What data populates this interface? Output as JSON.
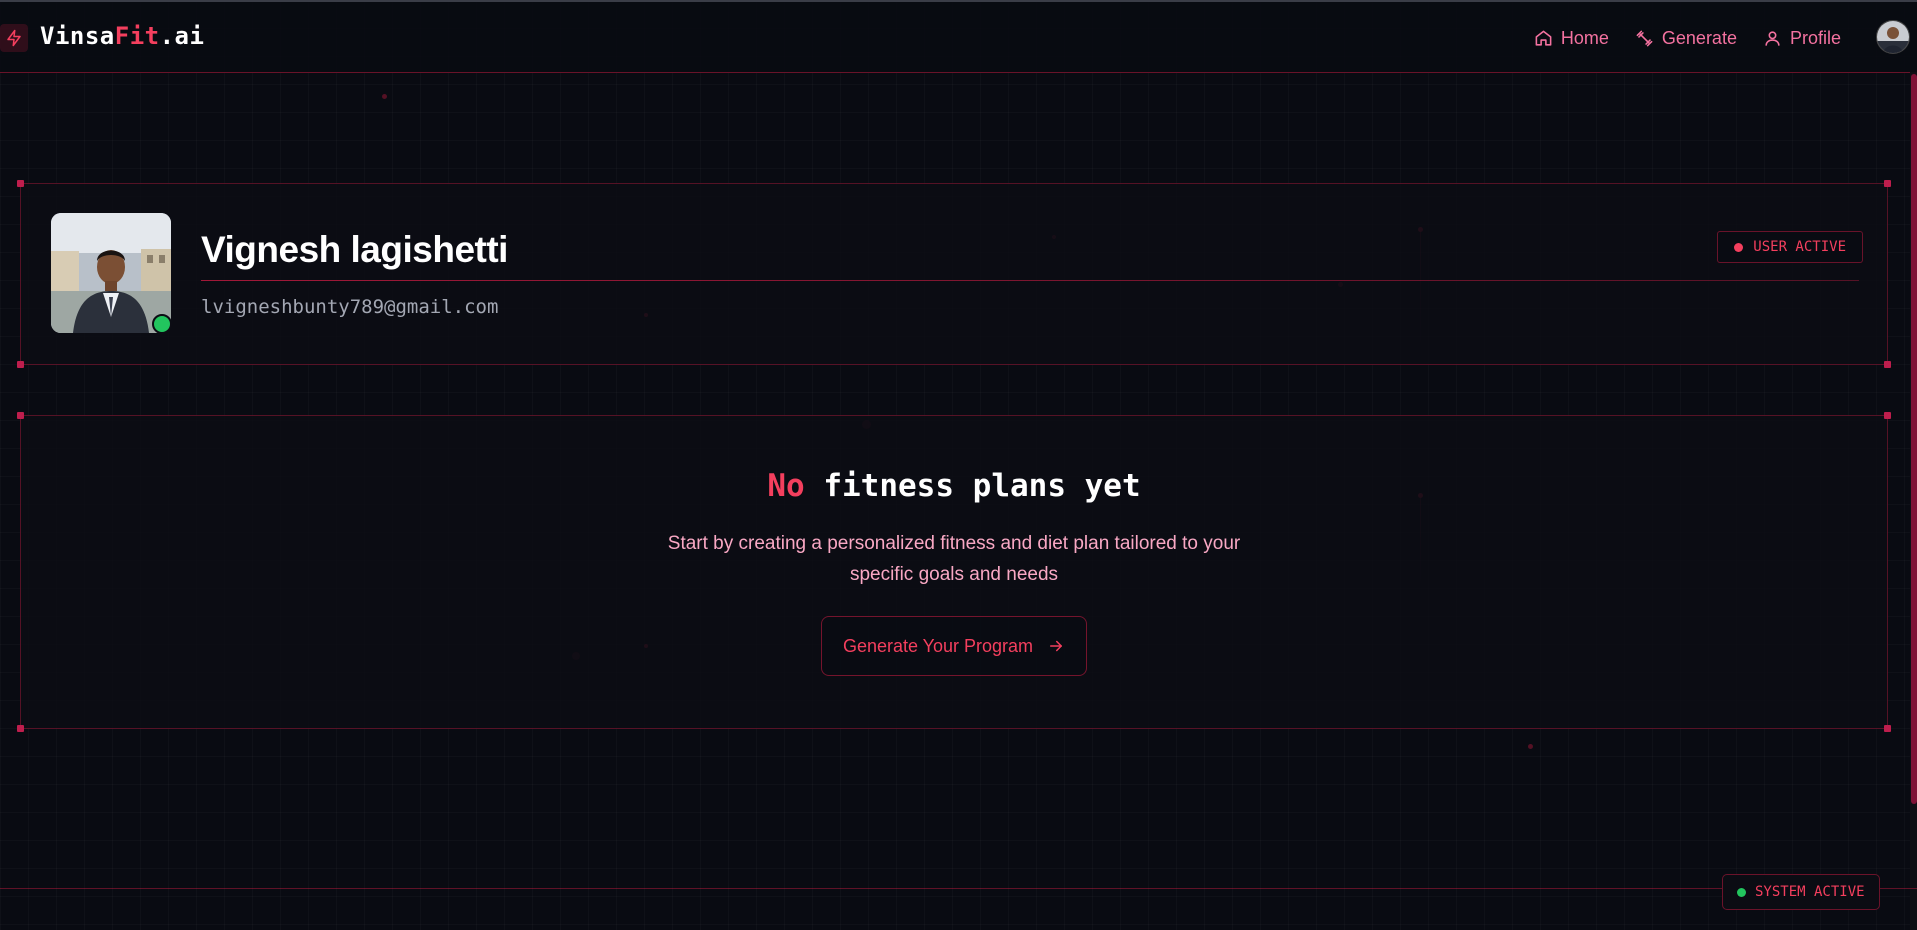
{
  "brand": {
    "part1": "Vinsa",
    "part2": "Fit",
    "part3": ".ai"
  },
  "nav": {
    "home": "Home",
    "generate": "Generate",
    "profile": "Profile"
  },
  "profile": {
    "name": "Vignesh lagishetti",
    "email": "lvigneshbunty789@gmail.com",
    "status_badge": "USER ACTIVE"
  },
  "empty_state": {
    "title_accent": "No",
    "title_rest": " fitness plans yet",
    "description": "Start by creating a personalized fitness and diet plan tailored to your specific goals and needs",
    "button_label": "Generate Your Program"
  },
  "footer": {
    "system_status": "SYSTEM ACTIVE"
  },
  "colors": {
    "background": "#090b12",
    "accent": "#f43f5e",
    "status_green": "#22c55e"
  },
  "icons": [
    "zap-icon",
    "home-icon",
    "dumbbell-icon",
    "user-icon",
    "arrow-right-icon"
  ]
}
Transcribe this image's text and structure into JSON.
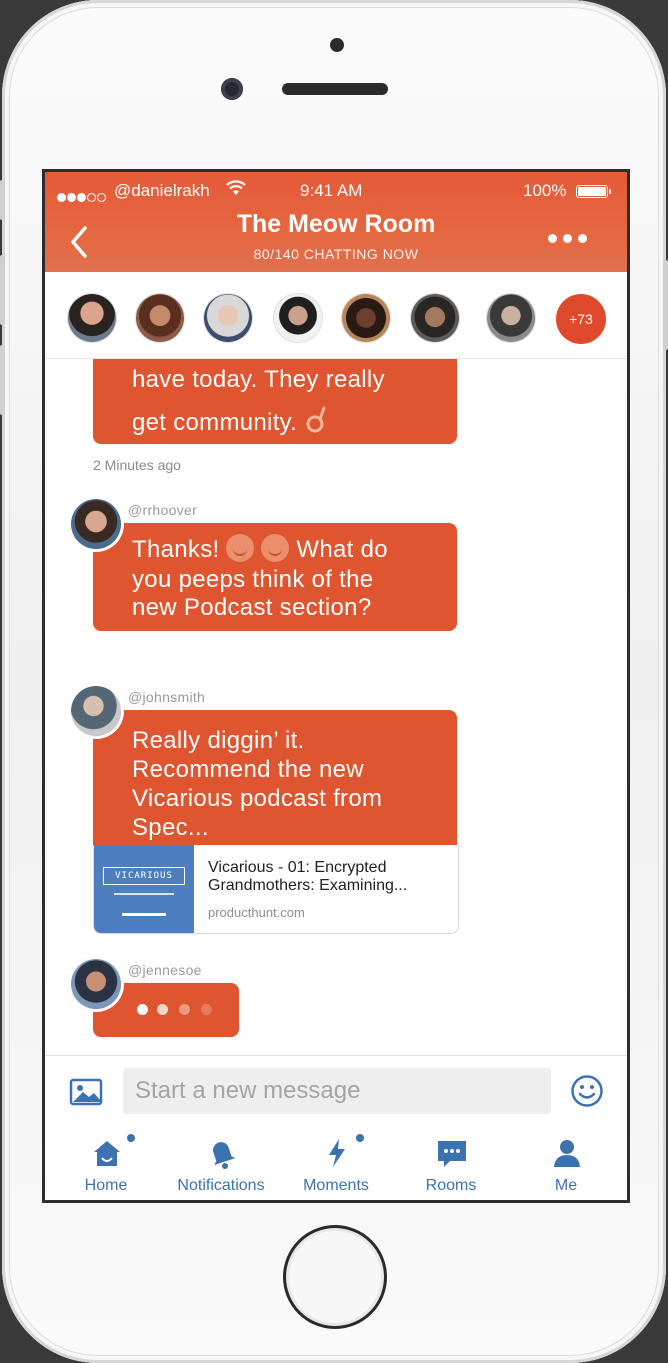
{
  "status_bar": {
    "carrier": "@danielrakh",
    "time": "9:41 AM",
    "battery": "100%"
  },
  "header": {
    "title": "The Meow Room",
    "subtitle": "80/140 CHATTING NOW"
  },
  "participants": {
    "overflow_count": "+73"
  },
  "messages": {
    "m1": {
      "text_line1": "have today. They really",
      "text_line2": "get community.",
      "time": "2 Minutes ago"
    },
    "m2": {
      "handle": "@rrhoover",
      "text_a": "Thanks!",
      "text_b": "What do",
      "text_line2": "you peeps think of the",
      "text_line3": "new Podcast section?"
    },
    "m3": {
      "handle": "@johnsmith",
      "text": "Really diggin’ it. Recommend the new Vicarious podcast from Spec...",
      "link": {
        "thumb_text": "VICARIOUS",
        "title": "Vicarious - 01: Encrypted Grandmothers: Examining...",
        "domain": "producthunt.com"
      }
    },
    "m4": {
      "handle": "@jennesoe"
    }
  },
  "composer": {
    "placeholder": "Start a new message"
  },
  "tabs": {
    "home": "Home",
    "notifications": "Notifications",
    "moments": "Moments",
    "rooms": "Rooms",
    "me": "Me"
  },
  "colors": {
    "accent": "#df5530",
    "tab_blue": "#3d72b0",
    "header": "#e5613b"
  }
}
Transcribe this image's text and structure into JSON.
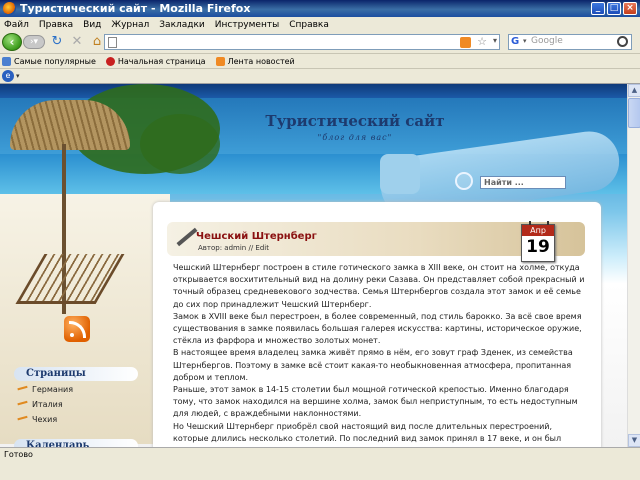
____
**Exercise details:** Output every entry word for word, but omit the pictures.

**Answer to this problem:**
What data populates this interface? Output as JSON.
{
  "brand": {
    "part1": "Vinsa",
    "part2": "Fit",
    "part3": ".ai"
  },
  "nav": {
    "home": "Home",
    "generate": "Generate",
    "profile": "Profile"
  },
  "profile": {
    "name": "Vignesh lagishetti",
    "email": "lvigneshbunty789@gmail.com",
    "status_badge": "USER ACTIVE"
  },
  "empty_state": {
    "title_accent": "No",
    "title_rest": " fitness plans yet",
    "description": "Start by creating a personalized fitness and diet plan tailored to your specific goals and needs",
    "button_label": "Generate Your Program"
  },
  "footer": {
    "system_status": "SYSTEM ACTIVE"
  },
  "colors": {
    "background": "#090b12",
    "accent": "#f43f5e",
    "status_green": "#22c55e"
  },
  "icons": [
    "zap-icon",
    "home-icon",
    "dumbbell-icon",
    "user-icon",
    "arrow-right-icon"
  ]
}
Transcribe this image's text and structure into JSON.
{
  "status_bar": {
    "carrier": "@danielrakh",
    "time": "9:41 AM",
    "battery": "100%"
  },
  "header": {
    "title": "The Meow Room",
    "subtitle": "80/140 CHATTING NOW"
  },
  "participants": {
    "overflow_count": "+73"
  },
  "messages": {
    "m1": {
      "text_line1": "have today. They really",
      "text_line2": "get community.",
      "time": "2 Minutes ago"
    },
    "m2": {
      "handle": "@rrhoover",
      "text_a": "Thanks!",
      "text_b": "What do",
      "text_line2": "you peeps think of the",
      "text_line3": "new Podcast section?"
    },
    "m3": {
      "handle": "@johnsmith",
      "text": "Really diggin’ it. Recommend the new Vicarious podcast from Spec...",
      "link": {
        "thumb_text": "VICARIOUS",
        "title": "Vicarious - 01: Encrypted Grandmothers: Examining...",
        "domain": "producthunt.com"
      }
    },
    "m4": {
      "handle": "@jennesoe"
    }
  },
  "composer": {
    "placeholder": "Start a new message"
  },
  "tabs": {
    "home": "Home",
    "notifications": "Notifications",
    "moments": "Moments",
    "rooms": "Rooms",
    "me": "Me"
  },
  "colors": {
    "accent": "#df5530",
    "tab_blue": "#3d72b0",
    "header": "#e5613b"
  }
}
Transcribe this image's text and structure into JSON.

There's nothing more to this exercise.